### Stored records
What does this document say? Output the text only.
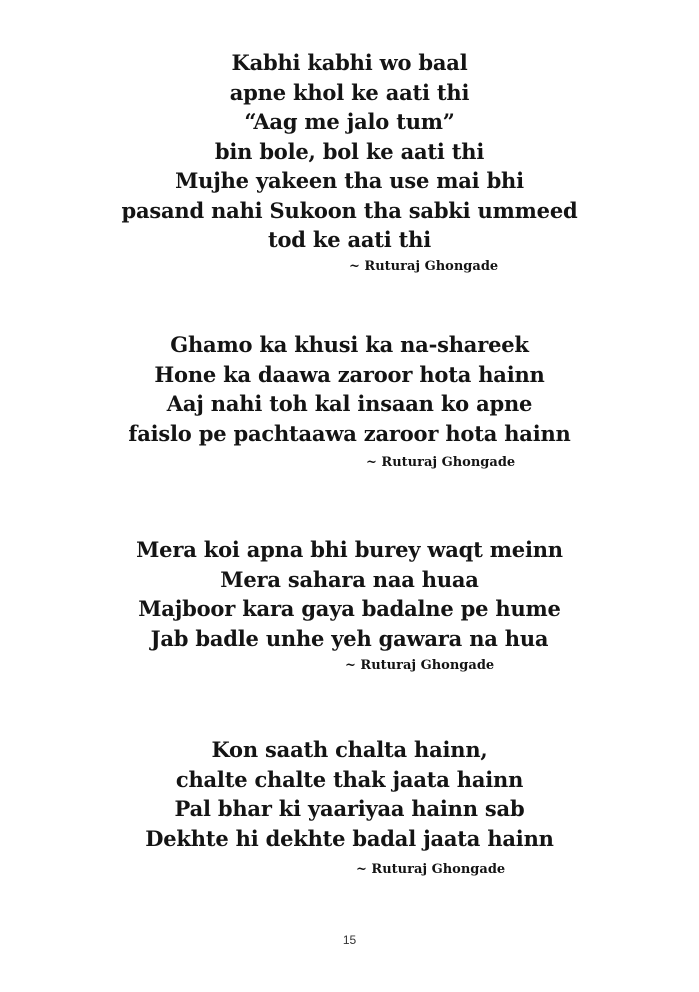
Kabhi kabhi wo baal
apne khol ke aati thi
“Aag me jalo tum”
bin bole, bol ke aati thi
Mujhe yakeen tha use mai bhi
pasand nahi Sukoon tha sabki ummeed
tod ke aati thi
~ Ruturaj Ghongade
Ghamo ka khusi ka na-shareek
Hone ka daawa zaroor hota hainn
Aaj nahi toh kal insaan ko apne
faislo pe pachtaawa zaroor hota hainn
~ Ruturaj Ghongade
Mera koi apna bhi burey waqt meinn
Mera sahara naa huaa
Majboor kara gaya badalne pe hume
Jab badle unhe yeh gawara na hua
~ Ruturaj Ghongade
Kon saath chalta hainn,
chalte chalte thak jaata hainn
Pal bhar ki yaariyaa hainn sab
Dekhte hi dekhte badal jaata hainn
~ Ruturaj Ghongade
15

### Task to carry out
Go through the entries above and print each one exactly, minus the pictures.

### Task output
What does this document say? Output the text only.
Kabhi kabhi wo baal
apne khol ke aati thi
“Aag me jalo tum”
bin bole, bol ke aati thi
Mujhe yakeen tha use mai bhi
pasand nahi Sukoon tha sabki ummeed
tod ke aati thi
~ Ruturaj Ghongade
Ghamo ka khusi ka na-shareek
Hone ka daawa zaroor hota hainn
Aaj nahi toh kal insaan ko apne
faislo pe pachtaawa zaroor hota hainn
~ Ruturaj Ghongade
Mera koi apna bhi burey waqt meinn
Mera sahara naa huaa
Majboor kara gaya badalne pe hume
Jab badle unhe yeh gawara na hua
~ Ruturaj Ghongade
Kon saath chalta hainn,
chalte chalte thak jaata hainn
Pal bhar ki yaariyaa hainn sab
Dekhte hi dekhte badal jaata hainn
~ Ruturaj Ghongade
15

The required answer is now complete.